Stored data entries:
━━━━━━━━━━━━━━━━━━━━━━━━━━━━━━

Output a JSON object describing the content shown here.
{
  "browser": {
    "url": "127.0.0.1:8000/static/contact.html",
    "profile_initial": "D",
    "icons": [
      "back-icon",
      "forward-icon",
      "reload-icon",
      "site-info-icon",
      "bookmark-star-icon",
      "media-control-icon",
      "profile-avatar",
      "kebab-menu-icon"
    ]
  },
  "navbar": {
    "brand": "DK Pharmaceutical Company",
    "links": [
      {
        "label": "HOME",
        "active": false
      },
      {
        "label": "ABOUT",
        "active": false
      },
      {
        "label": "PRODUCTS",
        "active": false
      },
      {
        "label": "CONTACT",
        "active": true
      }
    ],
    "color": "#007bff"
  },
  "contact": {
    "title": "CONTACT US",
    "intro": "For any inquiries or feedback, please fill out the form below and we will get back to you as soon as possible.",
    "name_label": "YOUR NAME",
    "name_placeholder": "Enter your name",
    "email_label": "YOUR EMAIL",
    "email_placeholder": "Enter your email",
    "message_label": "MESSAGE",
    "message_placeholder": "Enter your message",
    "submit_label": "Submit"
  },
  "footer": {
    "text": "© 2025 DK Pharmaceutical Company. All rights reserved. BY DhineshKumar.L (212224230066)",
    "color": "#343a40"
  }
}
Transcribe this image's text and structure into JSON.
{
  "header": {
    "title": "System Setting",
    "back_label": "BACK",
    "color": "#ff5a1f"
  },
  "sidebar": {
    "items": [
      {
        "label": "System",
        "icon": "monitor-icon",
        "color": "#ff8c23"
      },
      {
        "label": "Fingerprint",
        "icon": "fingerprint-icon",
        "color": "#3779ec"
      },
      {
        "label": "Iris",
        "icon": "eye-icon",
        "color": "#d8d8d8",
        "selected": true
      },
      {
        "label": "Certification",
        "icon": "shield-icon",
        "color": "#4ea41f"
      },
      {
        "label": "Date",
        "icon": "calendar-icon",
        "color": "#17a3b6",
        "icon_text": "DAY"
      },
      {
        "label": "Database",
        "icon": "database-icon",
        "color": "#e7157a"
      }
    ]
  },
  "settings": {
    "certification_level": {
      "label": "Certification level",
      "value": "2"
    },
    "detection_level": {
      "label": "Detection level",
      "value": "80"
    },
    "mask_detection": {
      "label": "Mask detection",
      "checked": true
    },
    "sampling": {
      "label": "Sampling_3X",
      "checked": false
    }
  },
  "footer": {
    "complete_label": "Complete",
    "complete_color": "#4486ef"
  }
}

━━━━━━━━━━━━━━━━━━━━━━━━━━━━━━

* [Stated exercise] Transcribe all lines as written.

* [Exercise output]
Output a JSON object describing the content shown here.
{
  "browser": {
    "url": "127.0.0.1:8000/static/contact.html",
    "profile_initial": "D",
    "icons": [
      "back-icon",
      "forward-icon",
      "reload-icon",
      "site-info-icon",
      "bookmark-star-icon",
      "media-control-icon",
      "profile-avatar",
      "kebab-menu-icon"
    ]
  },
  "navbar": {
    "brand": "DK Pharmaceutical Company",
    "links": [
      {
        "label": "HOME",
        "active": false
      },
      {
        "label": "ABOUT",
        "active": false
      },
      {
        "label": "PRODUCTS",
        "active": false
      },
      {
        "label": "CONTACT",
        "active": true
      }
    ],
    "color": "#007bff"
  },
  "contact": {
    "title": "CONTACT US",
    "intro": "For any inquiries or feedback, please fill out the form below and we will get back to you as soon as possible.",
    "name_label": "YOUR NAME",
    "name_placeholder": "Enter your name",
    "email_label": "YOUR EMAIL",
    "email_placeholder": "Enter your email",
    "message_label": "MESSAGE",
    "message_placeholder": "Enter your message",
    "submit_label": "Submit"
  },
  "footer": {
    "text": "© 2025 DK Pharmaceutical Company. All rights reserved. BY DhineshKumar.L (212224230066)",
    "color": "#343a40"
  }
}
Transcribe this image's text and structure into JSON.
{
  "header": {
    "title": "System Setting",
    "back_label": "BACK",
    "color": "#ff5a1f"
  },
  "sidebar": {
    "items": [
      {
        "label": "System",
        "icon": "monitor-icon",
        "color": "#ff8c23"
      },
      {
        "label": "Fingerprint",
        "icon": "fingerprint-icon",
        "color": "#3779ec"
      },
      {
        "label": "Iris",
        "icon": "eye-icon",
        "color": "#d8d8d8",
        "selected": true
      },
      {
        "label": "Certification",
        "icon": "shield-icon",
        "color": "#4ea41f"
      },
      {
        "label": "Date",
        "icon": "calendar-icon",
        "color": "#17a3b6",
        "icon_text": "DAY"
      },
      {
        "label": "Database",
        "icon": "database-icon",
        "color": "#e7157a"
      }
    ]
  },
  "settings": {
    "certification_level": {
      "label": "Certification level",
      "value": "2"
    },
    "detection_level": {
      "label": "Detection level",
      "value": "80"
    },
    "mask_detection": {
      "label": "Mask detection",
      "checked": true
    },
    "sampling": {
      "label": "Sampling_3X",
      "checked": false
    }
  },
  "footer": {
    "complete_label": "Complete",
    "complete_color": "#4486ef"
  }
}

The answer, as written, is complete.